CHALLENGE:
Repeat each entry word for word. Leave any images out of the copy.

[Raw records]
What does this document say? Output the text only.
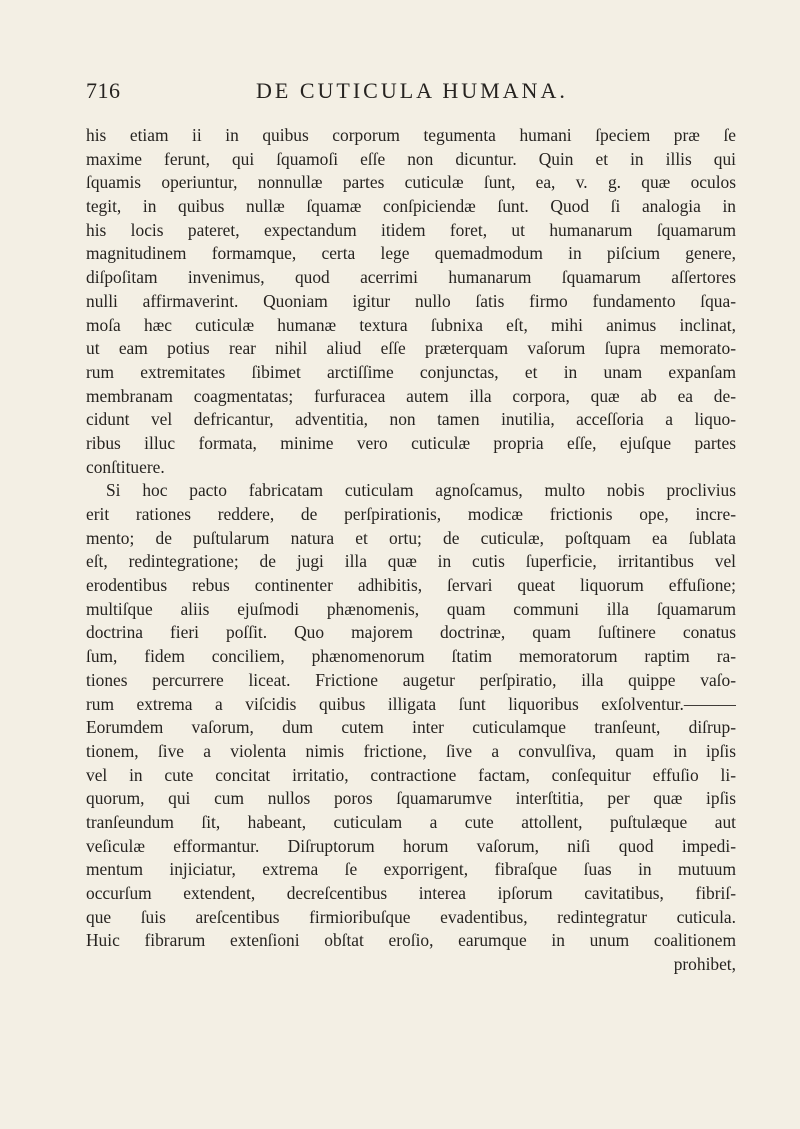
716	DE CUTICULA HUMANA.
his etiam ii in quibus corporum tegumenta humani ſpeciem præ ſe
maxime ferunt, qui ſquamoſi eſſe non dicuntur. Quin et in illis qui
ſquamis operiuntur, nonnullæ partes cuticulæ ſunt, ea, v. g. quæ oculos
tegit, in quibus nullæ ſquamæ conſpiciendæ ſunt. Quod ſi analogia in
his locis pateret, expectandum itidem foret, ut humanarum ſquamarum
magnitudinem formamque, certa lege quemadmodum in piſcium genere,
diſpoſitam invenimus, quod acerrimi humanarum ſquamarum aſſertores
nulli affirmaverint. Quoniam igitur nullo ſatis firmo fundamento ſqua-
moſa hæc cuticulæ humanæ textura ſubnixa eſt, mihi animus inclinat,
ut eam potius rear nihil aliud eſſe præterquam vaſorum ſupra memorato-
rum extremitates ſibimet arctiſſime conjunctas, et in unam expanſam
membranam coagmentatas; furfuracea autem illa corpora, quæ ab ea de-
cidunt vel defricantur, adventitia, non tamen inutilia, acceſſoria a liquo-
ribus illuc formata, minime vero cuticulæ propria eſſe, ejuſque partes
conſtituere.
Si hoc pacto fabricatam cuticulam agnoſcamus, multo nobis proclivius
erit rationes reddere, de perſpirationis, modicæ frictionis ope, incre-
mento; de puſtularum natura et ortu; de cuticulæ, poſtquam ea ſublata
eſt, redintegratione; de jugi illa quæ in cutis ſuperficie, irritantibus vel
erodentibus rebus continenter adhibitis, ſervari queat liquorum effuſione;
multiſque aliis ejuſmodi phænomenis, quam communi illa ſquamarum
doctrina fieri poſſit. Quo majorem doctrinæ, quam ſuſtinere conatus
ſum, fidem conciliem, phænomenorum ſtatim memoratorum raptim ra-
tiones percurrere liceat. Frictione augetur perſpiratio, illa quippe vaſo-
rum extrema a viſcidis quibus illigata ſunt liquoribus exſolventur.———
Eorumdem vaſorum, dum cutem inter cuticulamque tranſeunt, diſrup-
tionem, ſive a violenta nimis frictione, ſive a convulſiva, quam in ipſis
vel in cute concitat irritatio, contractione factam, conſequitur effuſio li-
quorum, qui cum nullos poros ſquamarumve interſtitia, per quæ ipſis
tranſeundum ſit, habeant, cuticulam a cute attollent, puſtulæque aut
veſiculæ efformantur. Diſruptorum horum vaſorum, niſi quod impedi-
mentum injiciatur, extrema ſe exporrigent, fibraſque ſuas in mutuum
occurſum extendent, decreſcentibus interea ipſorum cavitatibus, fibriſ-
que ſuis areſcentibus firmioribuſque evadentibus, redintegratur cuticula.
Huic fibrarum extenſioni obſtat eroſio, earumque in unum coalitionem
prohibet,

EXERCISE RESULT:
What does this document say? Output the text only.
716	DE CUTICULA HUMANA.
his etiam ii in quibus corporum tegumenta humani ſpeciem præ ſe
maxime ferunt, qui ſquamoſi eſſe non dicuntur. Quin et in illis qui
ſquamis operiuntur, nonnullæ partes cuticulæ ſunt, ea, v. g. quæ oculos
tegit, in quibus nullæ ſquamæ conſpiciendæ ſunt. Quod ſi analogia in
his locis pateret, expectandum itidem foret, ut humanarum ſquamarum
magnitudinem formamque, certa lege quemadmodum in piſcium genere,
diſpoſitam invenimus, quod acerrimi humanarum ſquamarum aſſertores
nulli affirmaverint. Quoniam igitur nullo ſatis firmo fundamento ſqua-
moſa hæc cuticulæ humanæ textura ſubnixa eſt, mihi animus inclinat,
ut eam potius rear nihil aliud eſſe præterquam vaſorum ſupra memorato-
rum extremitates ſibimet arctiſſime conjunctas, et in unam expanſam
membranam coagmentatas; furfuracea autem illa corpora, quæ ab ea de-
cidunt vel defricantur, adventitia, non tamen inutilia, acceſſoria a liquo-
ribus illuc formata, minime vero cuticulæ propria eſſe, ejuſque partes
conſtituere.
Si hoc pacto fabricatam cuticulam agnoſcamus, multo nobis proclivius
erit rationes reddere, de perſpirationis, modicæ frictionis ope, incre-
mento; de puſtularum natura et ortu; de cuticulæ, poſtquam ea ſublata
eſt, redintegratione; de jugi illa quæ in cutis ſuperficie, irritantibus vel
erodentibus rebus continenter adhibitis, ſervari queat liquorum effuſione;
multiſque aliis ejuſmodi phænomenis, quam communi illa ſquamarum
doctrina fieri poſſit. Quo majorem doctrinæ, quam ſuſtinere conatus
ſum, fidem conciliem, phænomenorum ſtatim memoratorum raptim ra-
tiones percurrere liceat. Frictione augetur perſpiratio, illa quippe vaſo-
rum extrema a viſcidis quibus illigata ſunt liquoribus exſolventur.———
Eorumdem vaſorum, dum cutem inter cuticulamque tranſeunt, diſrup-
tionem, ſive a violenta nimis frictione, ſive a convulſiva, quam in ipſis
vel in cute concitat irritatio, contractione factam, conſequitur effuſio li-
quorum, qui cum nullos poros ſquamarumve interſtitia, per quæ ipſis
tranſeundum ſit, habeant, cuticulam a cute attollent, puſtulæque aut
veſiculæ efformantur. Diſruptorum horum vaſorum, niſi quod impedi-
mentum injiciatur, extrema ſe exporrigent, fibraſque ſuas in mutuum
occurſum extendent, decreſcentibus interea ipſorum cavitatibus, fibriſ-
que ſuis areſcentibus firmioribuſque evadentibus, redintegratur cuticula.
Huic fibrarum extenſioni obſtat eroſio, earumque in unum coalitionem
prohibet,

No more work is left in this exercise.